◆ EXTRACT PROVIDED:
____

Unpacking the Bookstore

The last time I was in Los Angeles I made a point of driving by 9427 West Pico Boulevard, the location of my father’s Jewish bookstore from 1979 to 1990. It was located in a small neighborhood known as Pico-Robertson, an area squeezed between Mid-City/Carthay Circle and Beverly Hills/West L.A. that was once a quiet residential neighborhood with a sleepy retail corridor along Pico and is now the bustling heart of Jewish Los Angeles.

This map is from the Los Angeles Times’ Neighborhood Project, which provides a comprehensive profile of the Pico-Robertson neighborhood. Click on the map to visit the website and learn more about crime and schools in the area. 

Picomap

According to the Los Angeles Times’ neighborhood map of Los Angeles County, Pico-Robertson’s outline looks somewhat like a chubby axe stretching from La Cienega Blvd. on the east to Beverly Green Drive on the west, with West 18th Street the axe-blade facing south and Gregory Way the head’s poll to the north. The belly of the handle runs along Cashio Street and its back along Whitworth Drive.

____

◆ DATASET ROWS:
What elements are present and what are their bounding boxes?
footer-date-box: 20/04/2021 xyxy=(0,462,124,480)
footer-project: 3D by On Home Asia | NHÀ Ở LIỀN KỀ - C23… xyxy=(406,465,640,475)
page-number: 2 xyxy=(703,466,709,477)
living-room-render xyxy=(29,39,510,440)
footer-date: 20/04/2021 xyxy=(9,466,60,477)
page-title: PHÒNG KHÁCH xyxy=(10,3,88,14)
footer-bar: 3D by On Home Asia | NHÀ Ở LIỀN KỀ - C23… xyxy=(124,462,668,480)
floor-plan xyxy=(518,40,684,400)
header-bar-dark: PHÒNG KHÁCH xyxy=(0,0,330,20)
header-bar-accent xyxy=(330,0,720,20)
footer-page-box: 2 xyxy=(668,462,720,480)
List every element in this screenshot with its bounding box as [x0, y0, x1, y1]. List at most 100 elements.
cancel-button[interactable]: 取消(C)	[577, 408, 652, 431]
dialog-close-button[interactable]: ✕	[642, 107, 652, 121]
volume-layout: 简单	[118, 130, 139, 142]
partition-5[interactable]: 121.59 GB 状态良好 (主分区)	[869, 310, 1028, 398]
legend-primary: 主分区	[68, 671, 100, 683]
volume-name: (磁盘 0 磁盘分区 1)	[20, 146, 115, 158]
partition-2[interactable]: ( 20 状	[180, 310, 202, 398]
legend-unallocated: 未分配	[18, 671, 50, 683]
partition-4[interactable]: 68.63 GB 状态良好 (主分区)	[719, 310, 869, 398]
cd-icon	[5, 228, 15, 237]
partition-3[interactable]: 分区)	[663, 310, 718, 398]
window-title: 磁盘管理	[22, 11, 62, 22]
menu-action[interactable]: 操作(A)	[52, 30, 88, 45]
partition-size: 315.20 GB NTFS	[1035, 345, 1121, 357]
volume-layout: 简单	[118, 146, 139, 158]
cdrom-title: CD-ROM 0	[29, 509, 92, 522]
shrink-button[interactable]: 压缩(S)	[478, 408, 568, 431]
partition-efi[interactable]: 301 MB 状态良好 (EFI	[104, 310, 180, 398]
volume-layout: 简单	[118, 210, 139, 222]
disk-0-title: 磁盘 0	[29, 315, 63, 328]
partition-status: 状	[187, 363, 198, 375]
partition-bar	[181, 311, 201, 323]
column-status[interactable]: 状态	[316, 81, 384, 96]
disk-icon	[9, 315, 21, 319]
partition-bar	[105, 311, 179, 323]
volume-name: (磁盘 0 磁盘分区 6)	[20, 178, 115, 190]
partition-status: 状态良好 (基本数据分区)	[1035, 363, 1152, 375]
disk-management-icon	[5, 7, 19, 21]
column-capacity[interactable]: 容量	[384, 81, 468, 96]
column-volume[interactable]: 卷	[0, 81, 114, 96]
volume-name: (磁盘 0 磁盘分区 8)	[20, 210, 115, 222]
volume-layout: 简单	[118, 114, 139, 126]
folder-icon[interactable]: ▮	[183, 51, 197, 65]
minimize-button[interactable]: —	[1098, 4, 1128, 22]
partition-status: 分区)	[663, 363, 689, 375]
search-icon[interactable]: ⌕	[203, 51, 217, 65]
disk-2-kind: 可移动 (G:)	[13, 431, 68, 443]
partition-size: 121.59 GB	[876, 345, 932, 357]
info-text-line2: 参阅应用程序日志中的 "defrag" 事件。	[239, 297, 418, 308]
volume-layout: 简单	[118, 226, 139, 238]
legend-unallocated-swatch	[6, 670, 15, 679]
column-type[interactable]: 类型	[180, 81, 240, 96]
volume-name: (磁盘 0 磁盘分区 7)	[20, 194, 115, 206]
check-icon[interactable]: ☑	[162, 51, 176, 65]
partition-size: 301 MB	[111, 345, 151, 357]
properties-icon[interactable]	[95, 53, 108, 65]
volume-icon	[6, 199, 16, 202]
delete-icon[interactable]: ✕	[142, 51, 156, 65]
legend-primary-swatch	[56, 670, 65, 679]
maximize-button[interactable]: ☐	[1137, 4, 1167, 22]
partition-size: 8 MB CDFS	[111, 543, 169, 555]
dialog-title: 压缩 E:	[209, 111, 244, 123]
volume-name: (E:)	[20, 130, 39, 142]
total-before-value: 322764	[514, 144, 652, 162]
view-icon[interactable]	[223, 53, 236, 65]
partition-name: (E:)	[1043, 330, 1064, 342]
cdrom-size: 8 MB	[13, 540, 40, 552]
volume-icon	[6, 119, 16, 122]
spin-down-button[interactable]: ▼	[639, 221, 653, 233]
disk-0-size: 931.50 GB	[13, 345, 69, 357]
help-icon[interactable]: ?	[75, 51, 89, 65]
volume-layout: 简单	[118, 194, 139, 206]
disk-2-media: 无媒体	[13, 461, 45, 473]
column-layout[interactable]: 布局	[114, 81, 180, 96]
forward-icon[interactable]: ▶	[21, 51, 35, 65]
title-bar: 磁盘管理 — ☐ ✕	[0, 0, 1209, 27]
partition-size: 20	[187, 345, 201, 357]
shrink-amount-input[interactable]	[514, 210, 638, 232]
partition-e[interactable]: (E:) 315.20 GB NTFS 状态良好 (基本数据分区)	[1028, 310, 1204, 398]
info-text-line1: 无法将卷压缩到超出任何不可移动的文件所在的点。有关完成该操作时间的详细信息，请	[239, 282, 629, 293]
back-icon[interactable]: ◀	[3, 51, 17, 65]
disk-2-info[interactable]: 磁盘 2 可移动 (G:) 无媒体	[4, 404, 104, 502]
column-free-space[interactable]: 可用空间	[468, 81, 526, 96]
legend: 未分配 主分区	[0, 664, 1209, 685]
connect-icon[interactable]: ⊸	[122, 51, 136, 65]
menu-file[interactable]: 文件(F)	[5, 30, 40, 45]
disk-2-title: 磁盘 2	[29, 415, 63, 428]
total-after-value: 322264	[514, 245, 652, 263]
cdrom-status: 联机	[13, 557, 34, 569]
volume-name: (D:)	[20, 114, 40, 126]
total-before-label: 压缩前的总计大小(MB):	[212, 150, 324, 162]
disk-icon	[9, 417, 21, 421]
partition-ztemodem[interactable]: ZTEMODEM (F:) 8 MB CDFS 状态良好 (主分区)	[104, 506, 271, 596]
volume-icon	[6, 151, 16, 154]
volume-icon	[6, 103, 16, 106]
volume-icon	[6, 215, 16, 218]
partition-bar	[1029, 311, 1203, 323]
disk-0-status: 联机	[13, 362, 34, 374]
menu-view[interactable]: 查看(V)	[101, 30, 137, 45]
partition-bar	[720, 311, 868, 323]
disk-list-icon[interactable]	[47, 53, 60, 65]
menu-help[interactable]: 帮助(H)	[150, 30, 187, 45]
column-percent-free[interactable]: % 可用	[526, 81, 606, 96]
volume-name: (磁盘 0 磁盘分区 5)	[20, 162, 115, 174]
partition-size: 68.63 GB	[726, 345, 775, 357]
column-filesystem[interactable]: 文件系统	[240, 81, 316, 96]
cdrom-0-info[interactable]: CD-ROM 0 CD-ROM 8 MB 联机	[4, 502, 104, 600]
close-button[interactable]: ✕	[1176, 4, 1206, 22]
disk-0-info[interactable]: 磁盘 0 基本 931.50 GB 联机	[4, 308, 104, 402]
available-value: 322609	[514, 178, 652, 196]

____

◆ THE TASKS:
1. Please rewrite the bookstore piece starting with "The last time" and going on through "in the area.", renaming "Pico-Robertson" as "South Robertson" everywhere it appears.
2. Write the next part of the bookstore piece, picking up after its final sentence.
You won't need the records.

◆ ANSWERS BY TASK:
1.
The last time I was in Los Angeles I made a point of driving by 9427 West Pico Boulevard, the location of my father’s Jewish bookstore from 1979 to 1990. It was located in a small neighborhood known as South Robertson, an area squeezed between Mid-City/Carthay Circle and Beverly Hills/West L.A. that was once a quiet residential neighborhood with a sleepy retail corridor along Pico and is now the bustling heart of Jewish Los Angeles.

This map is from the Los Angeles Times’ Neighborhood Project, which provides a comprehensive profile of the South Robertson neighborhood. Click on the map to visit the website and learn more about crime and schools in the area.

2.
income_chart
Household income
Ethnicity

Almost 20,000 people live within its 1.03 square mile boundaries, which makes it one of the most densely populated neighborhoods in L.A. and L.A. County. These days the neighborhood is 73.5% white; not surprisingly, the most common ancestries are Iranian and Russian, and 34.6% are foreign born with the majority coming from Iran and Israel. The median age is 36, the median household income is $63,356, and 48.3% of residents age 25 or older hold a four year degree, which is high for L.A. and L.A. County. There are 11 public schools and 12 private schools in the neighborhood; 8 of the 12 are Jewish schools. Harkham Hillel Hebrew Academy (K-8), which I attended, is the largest of the private schools with an enrollment of 405.

Despite how Jewish the neighborhood might seem, its cultural diversity in fact reflects a range of peoples from Europe to Central Asia to the Middle East. This is evident in all the new store signs (new to me that is) that advertise Persian, Israeli, and traditional Eastern European/Russian Jewish products and foods. There’s also a vibrant kosher restaurant scene up and down Pico with a diverse selection of cuisines, suggesting that the neighborhood’s acculturated, middle-class demographic is aware of and open to the culinary influences and fads circulating through L.A.: MexiKosher, Jeff’s Gourmet Kosher Sausage Factory, Meshuga Sushi, Eilat Bakery, Kolah Farangi Kabob & Chinese Food, Bodhi-Thai Vegetarian & Vegan Kitchen, Brooklyn Pizza and Pasta.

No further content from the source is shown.